• [EXERCISE] The data below should be printed in full, exactly, and without any of its images.

• [INFORMATION SHOWN]

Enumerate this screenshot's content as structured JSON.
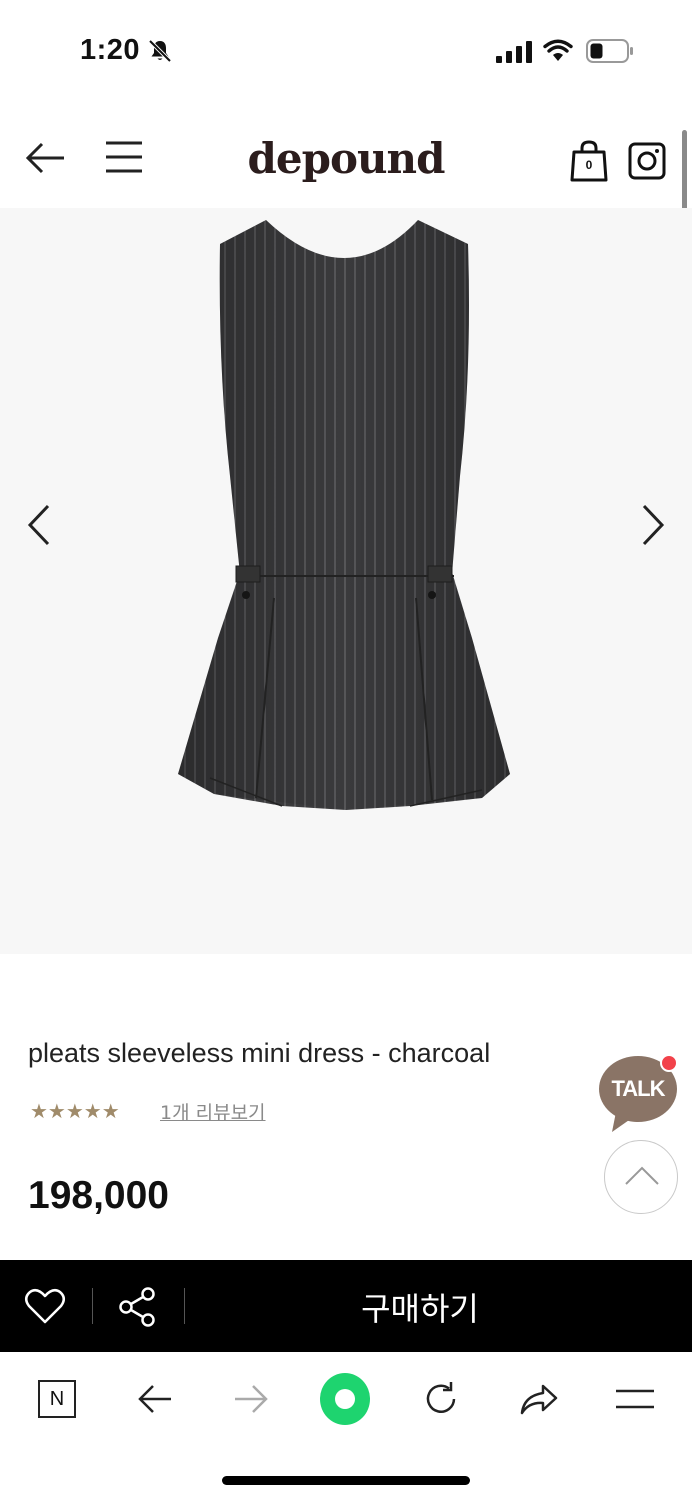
{
  "status_bar": {
    "time": "1:20"
  },
  "header": {
    "logo": "depound",
    "cart_count": "0"
  },
  "gallery": {
    "image": "charcoal pinstripe sleeveless pleated mini dress"
  },
  "product": {
    "name": "pleats sleeveless mini dress - charcoal",
    "rating_stars": 5,
    "stars": "★★★★★",
    "review_link": "1개 리뷰보기",
    "price": "198,000"
  },
  "floating": {
    "talk_label": "TALK"
  },
  "buy_bar": {
    "buy_label": "구매하기"
  },
  "browser_toolbar": {
    "n_label": "N",
    "accent_color": "#1ed46f"
  },
  "colors": {
    "logo": "#2b1d1d",
    "stars": "#a08b6a",
    "buy_bar": "#000000",
    "gallery_bg": "#f7f7f7",
    "talk_bubble": "#8a7466"
  }
}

• [FINISHED ANSWER]
Enumerate this screenshot's content as structured JSON.
{
  "status_bar": {
    "time": "1:20"
  },
  "header": {
    "logo": "depound",
    "cart_count": "0"
  },
  "gallery": {
    "image": "charcoal pinstripe sleeveless pleated mini dress"
  },
  "product": {
    "name": "pleats sleeveless mini dress - charcoal",
    "rating_stars": 5,
    "stars": "★★★★★",
    "review_link": "1개 리뷰보기",
    "price": "198,000"
  },
  "floating": {
    "talk_label": "TALK"
  },
  "buy_bar": {
    "buy_label": "구매하기"
  },
  "browser_toolbar": {
    "n_label": "N",
    "accent_color": "#1ed46f"
  },
  "colors": {
    "logo": "#2b1d1d",
    "stars": "#a08b6a",
    "buy_bar": "#000000",
    "gallery_bg": "#f7f7f7",
    "talk_bubble": "#8a7466"
  }
}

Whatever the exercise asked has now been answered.